**INSTRUCTIONS FOR THE TASK**
Transcribe the records below exactly as they appear, omitting any pictures.

··· RECORD LIST

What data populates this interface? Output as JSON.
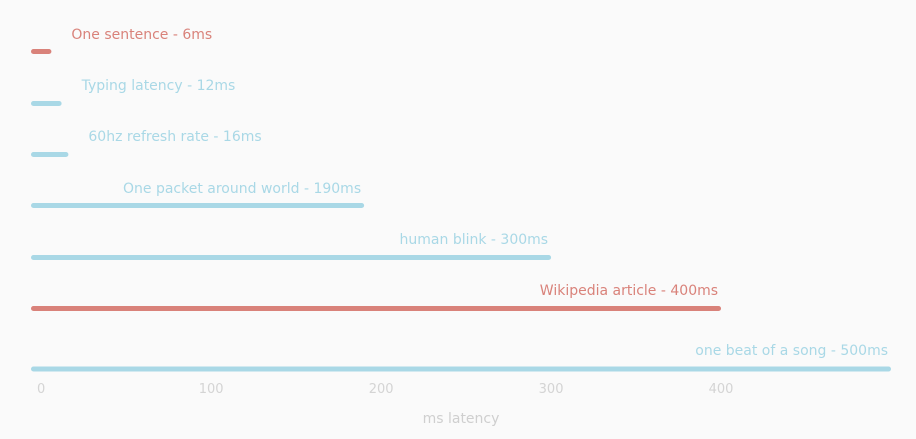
{
  "chart_data": {
    "type": "bar",
    "orientation": "horizontal",
    "xlabel": "ms latency",
    "xlim": [
      -6,
      500
    ],
    "xticks": [
      0,
      100,
      200,
      300,
      400
    ],
    "grid": false,
    "legend": "none",
    "bars": [
      {
        "label": "One sentence - 6ms",
        "value": 6,
        "color": "#d9827a"
      },
      {
        "label": "Typing latency - 12ms",
        "value": 12,
        "color": "#a9d8e6"
      },
      {
        "label": "60hz refresh rate - 16ms",
        "value": 16,
        "color": "#a9d8e6"
      },
      {
        "label": "One packet around world - 190ms",
        "value": 190,
        "color": "#a9d8e6"
      },
      {
        "label": "human blink - 300ms",
        "value": 300,
        "color": "#a9d8e6"
      },
      {
        "label": "Wikipedia article - 400ms",
        "value": 400,
        "color": "#d9827a"
      },
      {
        "label": "one beat of a song - 500ms",
        "value": 500,
        "color": "#a9d8e6"
      }
    ]
  }
}
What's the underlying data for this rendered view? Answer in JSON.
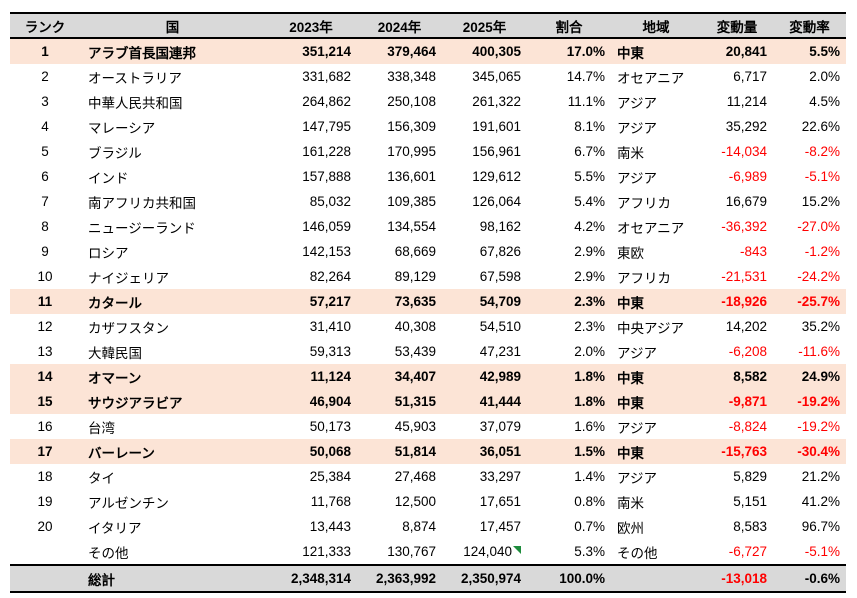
{
  "colors": {
    "header_bg": "#D9D9D9",
    "highlight_bg": "#FCE4D6",
    "total_bg": "#D9D9D9",
    "negative_text": "#FF0000",
    "marker_green": "#1E8C3C"
  },
  "table": {
    "headers": {
      "rank": "ランク",
      "country": "国",
      "y2023": "2023年",
      "y2024": "2024年",
      "y2025": "2025年",
      "share": "割合",
      "region": "地域",
      "change": "変動量",
      "rate": "変動率"
    },
    "rows": [
      {
        "rank": "1",
        "country": "アラブ首長国連邦",
        "y2023": "351,214",
        "y2024": "379,464",
        "y2025": "400,305",
        "share": "17.0%",
        "region": "中東",
        "change": "20,841",
        "rate": "5.5%",
        "highlight": true
      },
      {
        "rank": "2",
        "country": "オーストラリア",
        "y2023": "331,682",
        "y2024": "338,348",
        "y2025": "345,065",
        "share": "14.7%",
        "region": "オセアニア",
        "change": "6,717",
        "rate": "2.0%"
      },
      {
        "rank": "3",
        "country": "中華人民共和国",
        "y2023": "264,862",
        "y2024": "250,108",
        "y2025": "261,322",
        "share": "11.1%",
        "region": "アジア",
        "change": "11,214",
        "rate": "4.5%"
      },
      {
        "rank": "4",
        "country": "マレーシア",
        "y2023": "147,795",
        "y2024": "156,309",
        "y2025": "191,601",
        "share": "8.1%",
        "region": "アジア",
        "change": "35,292",
        "rate": "22.6%"
      },
      {
        "rank": "5",
        "country": "ブラジル",
        "y2023": "161,228",
        "y2024": "170,995",
        "y2025": "156,961",
        "share": "6.7%",
        "region": "南米",
        "change": "-14,034",
        "rate": "-8.2%"
      },
      {
        "rank": "6",
        "country": "インド",
        "y2023": "157,888",
        "y2024": "136,601",
        "y2025": "129,612",
        "share": "5.5%",
        "region": "アジア",
        "change": "-6,989",
        "rate": "-5.1%"
      },
      {
        "rank": "7",
        "country": "南アフリカ共和国",
        "y2023": "85,032",
        "y2024": "109,385",
        "y2025": "126,064",
        "share": "5.4%",
        "region": "アフリカ",
        "change": "16,679",
        "rate": "15.2%"
      },
      {
        "rank": "8",
        "country": "ニュージーランド",
        "y2023": "146,059",
        "y2024": "134,554",
        "y2025": "98,162",
        "share": "4.2%",
        "region": "オセアニア",
        "change": "-36,392",
        "rate": "-27.0%"
      },
      {
        "rank": "9",
        "country": "ロシア",
        "y2023": "142,153",
        "y2024": "68,669",
        "y2025": "67,826",
        "share": "2.9%",
        "region": "東欧",
        "change": "-843",
        "rate": "-1.2%"
      },
      {
        "rank": "10",
        "country": "ナイジェリア",
        "y2023": "82,264",
        "y2024": "89,129",
        "y2025": "67,598",
        "share": "2.9%",
        "region": "アフリカ",
        "change": "-21,531",
        "rate": "-24.2%"
      },
      {
        "rank": "11",
        "country": "カタール",
        "y2023": "57,217",
        "y2024": "73,635",
        "y2025": "54,709",
        "share": "2.3%",
        "region": "中東",
        "change": "-18,926",
        "rate": "-25.7%",
        "highlight": true
      },
      {
        "rank": "12",
        "country": "カザフスタン",
        "y2023": "31,410",
        "y2024": "40,308",
        "y2025": "54,510",
        "share": "2.3%",
        "region": "中央アジア",
        "change": "14,202",
        "rate": "35.2%"
      },
      {
        "rank": "13",
        "country": "大韓民国",
        "y2023": "59,313",
        "y2024": "53,439",
        "y2025": "47,231",
        "share": "2.0%",
        "region": "アジア",
        "change": "-6,208",
        "rate": "-11.6%"
      },
      {
        "rank": "14",
        "country": "オマーン",
        "y2023": "11,124",
        "y2024": "34,407",
        "y2025": "42,989",
        "share": "1.8%",
        "region": "中東",
        "change": "8,582",
        "rate": "24.9%",
        "highlight": true
      },
      {
        "rank": "15",
        "country": "サウジアラビア",
        "y2023": "46,904",
        "y2024": "51,315",
        "y2025": "41,444",
        "share": "1.8%",
        "region": "中東",
        "change": "-9,871",
        "rate": "-19.2%",
        "highlight": true
      },
      {
        "rank": "16",
        "country": "台湾",
        "y2023": "50,173",
        "y2024": "45,903",
        "y2025": "37,079",
        "share": "1.6%",
        "region": "アジア",
        "change": "-8,824",
        "rate": "-19.2%"
      },
      {
        "rank": "17",
        "country": "バーレーン",
        "y2023": "50,068",
        "y2024": "51,814",
        "y2025": "36,051",
        "share": "1.5%",
        "region": "中東",
        "change": "-15,763",
        "rate": "-30.4%",
        "highlight": true
      },
      {
        "rank": "18",
        "country": "タイ",
        "y2023": "25,384",
        "y2024": "27,468",
        "y2025": "33,297",
        "share": "1.4%",
        "region": "アジア",
        "change": "5,829",
        "rate": "21.2%"
      },
      {
        "rank": "19",
        "country": "アルゼンチン",
        "y2023": "11,768",
        "y2024": "12,500",
        "y2025": "17,651",
        "share": "0.8%",
        "region": "南米",
        "change": "5,151",
        "rate": "41.2%"
      },
      {
        "rank": "20",
        "country": "イタリア",
        "y2023": "13,443",
        "y2024": "8,874",
        "y2025": "17,457",
        "share": "0.7%",
        "region": "欧州",
        "change": "8,583",
        "rate": "96.7%"
      },
      {
        "rank": "",
        "country": "その他",
        "y2023": "121,333",
        "y2024": "130,767",
        "y2025": "124,040",
        "share": "5.3%",
        "region": "その他",
        "change": "-6,727",
        "rate": "-5.1%",
        "marker_2025": true
      }
    ],
    "total": {
      "label": "総計",
      "y2023": "2,348,314",
      "y2024": "2,363,992",
      "y2025": "2,350,974",
      "share": "100.0%",
      "region": "",
      "change": "-13,018",
      "rate": "-0.6%",
      "change_red": true,
      "rate_red": false
    }
  }
}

······

**EXERCISE ANSWER**
What data populates this interface? Output as JSON.
{
  "chart_data": {
    "type": "bar",
    "orientation": "horizontal",
    "xlabel": "ms latency",
    "xlim": [
      -6,
      500
    ],
    "xticks": [
      0,
      100,
      200,
      300,
      400
    ],
    "grid": false,
    "legend": "none",
    "bars": [
      {
        "label": "One sentence - 6ms",
        "value": 6,
        "color": "#d9827a"
      },
      {
        "label": "Typing latency - 12ms",
        "value": 12,
        "color": "#a9d8e6"
      },
      {
        "label": "60hz refresh rate - 16ms",
        "value": 16,
        "color": "#a9d8e6"
      },
      {
        "label": "One packet around world - 190ms",
        "value": 190,
        "color": "#a9d8e6"
      },
      {
        "label": "human blink - 300ms",
        "value": 300,
        "color": "#a9d8e6"
      },
      {
        "label": "Wikipedia article - 400ms",
        "value": 400,
        "color": "#d9827a"
      },
      {
        "label": "one beat of a song - 500ms",
        "value": 500,
        "color": "#a9d8e6"
      }
    ]
  }
}
What's the underlying data for this rendered view? Answer in JSON.
{
  "colors": {
    "header_bg": "#D9D9D9",
    "highlight_bg": "#FCE4D6",
    "total_bg": "#D9D9D9",
    "negative_text": "#FF0000",
    "marker_green": "#1E8C3C"
  },
  "table": {
    "headers": {
      "rank": "ランク",
      "country": "国",
      "y2023": "2023年",
      "y2024": "2024年",
      "y2025": "2025年",
      "share": "割合",
      "region": "地域",
      "change": "変動量",
      "rate": "変動率"
    },
    "rows": [
      {
        "rank": "1",
        "country": "アラブ首長国連邦",
        "y2023": "351,214",
        "y2024": "379,464",
        "y2025": "400,305",
        "share": "17.0%",
        "region": "中東",
        "change": "20,841",
        "rate": "5.5%",
        "highlight": true
      },
      {
        "rank": "2",
        "country": "オーストラリア",
        "y2023": "331,682",
        "y2024": "338,348",
        "y2025": "345,065",
        "share": "14.7%",
        "region": "オセアニア",
        "change": "6,717",
        "rate": "2.0%"
      },
      {
        "rank": "3",
        "country": "中華人民共和国",
        "y2023": "264,862",
        "y2024": "250,108",
        "y2025": "261,322",
        "share": "11.1%",
        "region": "アジア",
        "change": "11,214",
        "rate": "4.5%"
      },
      {
        "rank": "4",
        "country": "マレーシア",
        "y2023": "147,795",
        "y2024": "156,309",
        "y2025": "191,601",
        "share": "8.1%",
        "region": "アジア",
        "change": "35,292",
        "rate": "22.6%"
      },
      {
        "rank": "5",
        "country": "ブラジル",
        "y2023": "161,228",
        "y2024": "170,995",
        "y2025": "156,961",
        "share": "6.7%",
        "region": "南米",
        "change": "-14,034",
        "rate": "-8.2%"
      },
      {
        "rank": "6",
        "country": "インド",
        "y2023": "157,888",
        "y2024": "136,601",
        "y2025": "129,612",
        "share": "5.5%",
        "region": "アジア",
        "change": "-6,989",
        "rate": "-5.1%"
      },
      {
        "rank": "7",
        "country": "南アフリカ共和国",
        "y2023": "85,032",
        "y2024": "109,385",
        "y2025": "126,064",
        "share": "5.4%",
        "region": "アフリカ",
        "change": "16,679",
        "rate": "15.2%"
      },
      {
        "rank": "8",
        "country": "ニュージーランド",
        "y2023": "146,059",
        "y2024": "134,554",
        "y2025": "98,162",
        "share": "4.2%",
        "region": "オセアニア",
        "change": "-36,392",
        "rate": "-27.0%"
      },
      {
        "rank": "9",
        "country": "ロシア",
        "y2023": "142,153",
        "y2024": "68,669",
        "y2025": "67,826",
        "share": "2.9%",
        "region": "東欧",
        "change": "-843",
        "rate": "-1.2%"
      },
      {
        "rank": "10",
        "country": "ナイジェリア",
        "y2023": "82,264",
        "y2024": "89,129",
        "y2025": "67,598",
        "share": "2.9%",
        "region": "アフリカ",
        "change": "-21,531",
        "rate": "-24.2%"
      },
      {
        "rank": "11",
        "country": "カタール",
        "y2023": "57,217",
        "y2024": "73,635",
        "y2025": "54,709",
        "share": "2.3%",
        "region": "中東",
        "change": "-18,926",
        "rate": "-25.7%",
        "highlight": true
      },
      {
        "rank": "12",
        "country": "カザフスタン",
        "y2023": "31,410",
        "y2024": "40,308",
        "y2025": "54,510",
        "share": "2.3%",
        "region": "中央アジア",
        "change": "14,202",
        "rate": "35.2%"
      },
      {
        "rank": "13",
        "country": "大韓民国",
        "y2023": "59,313",
        "y2024": "53,439",
        "y2025": "47,231",
        "share": "2.0%",
        "region": "アジア",
        "change": "-6,208",
        "rate": "-11.6%"
      },
      {
        "rank": "14",
        "country": "オマーン",
        "y2023": "11,124",
        "y2024": "34,407",
        "y2025": "42,989",
        "share": "1.8%",
        "region": "中東",
        "change": "8,582",
        "rate": "24.9%",
        "highlight": true
      },
      {
        "rank": "15",
        "country": "サウジアラビア",
        "y2023": "46,904",
        "y2024": "51,315",
        "y2025": "41,444",
        "share": "1.8%",
        "region": "中東",
        "change": "-9,871",
        "rate": "-19.2%",
        "highlight": true
      },
      {
        "rank": "16",
        "country": "台湾",
        "y2023": "50,173",
        "y2024": "45,903",
        "y2025": "37,079",
        "share": "1.6%",
        "region": "アジア",
        "change": "-8,824",
        "rate": "-19.2%"
      },
      {
        "rank": "17",
        "country": "バーレーン",
        "y2023": "50,068",
        "y2024": "51,814",
        "y2025": "36,051",
        "share": "1.5%",
        "region": "中東",
        "change": "-15,763",
        "rate": "-30.4%",
        "highlight": true
      },
      {
        "rank": "18",
        "country": "タイ",
        "y2023": "25,384",
        "y2024": "27,468",
        "y2025": "33,297",
        "share": "1.4%",
        "region": "アジア",
        "change": "5,829",
        "rate": "21.2%"
      },
      {
        "rank": "19",
        "country": "アルゼンチン",
        "y2023": "11,768",
        "y2024": "12,500",
        "y2025": "17,651",
        "share": "0.8%",
        "region": "南米",
        "change": "5,151",
        "rate": "41.2%"
      },
      {
        "rank": "20",
        "country": "イタリア",
        "y2023": "13,443",
        "y2024": "8,874",
        "y2025": "17,457",
        "share": "0.7%",
        "region": "欧州",
        "change": "8,583",
        "rate": "96.7%"
      },
      {
        "rank": "",
        "country": "その他",
        "y2023": "121,333",
        "y2024": "130,767",
        "y2025": "124,040",
        "share": "5.3%",
        "region": "その他",
        "change": "-6,727",
        "rate": "-5.1%",
        "marker_2025": true
      }
    ],
    "total": {
      "label": "総計",
      "y2023": "2,348,314",
      "y2024": "2,363,992",
      "y2025": "2,350,974",
      "share": "100.0%",
      "region": "",
      "change": "-13,018",
      "rate": "-0.6%",
      "change_red": true,
      "rate_red": false
    }
  }
}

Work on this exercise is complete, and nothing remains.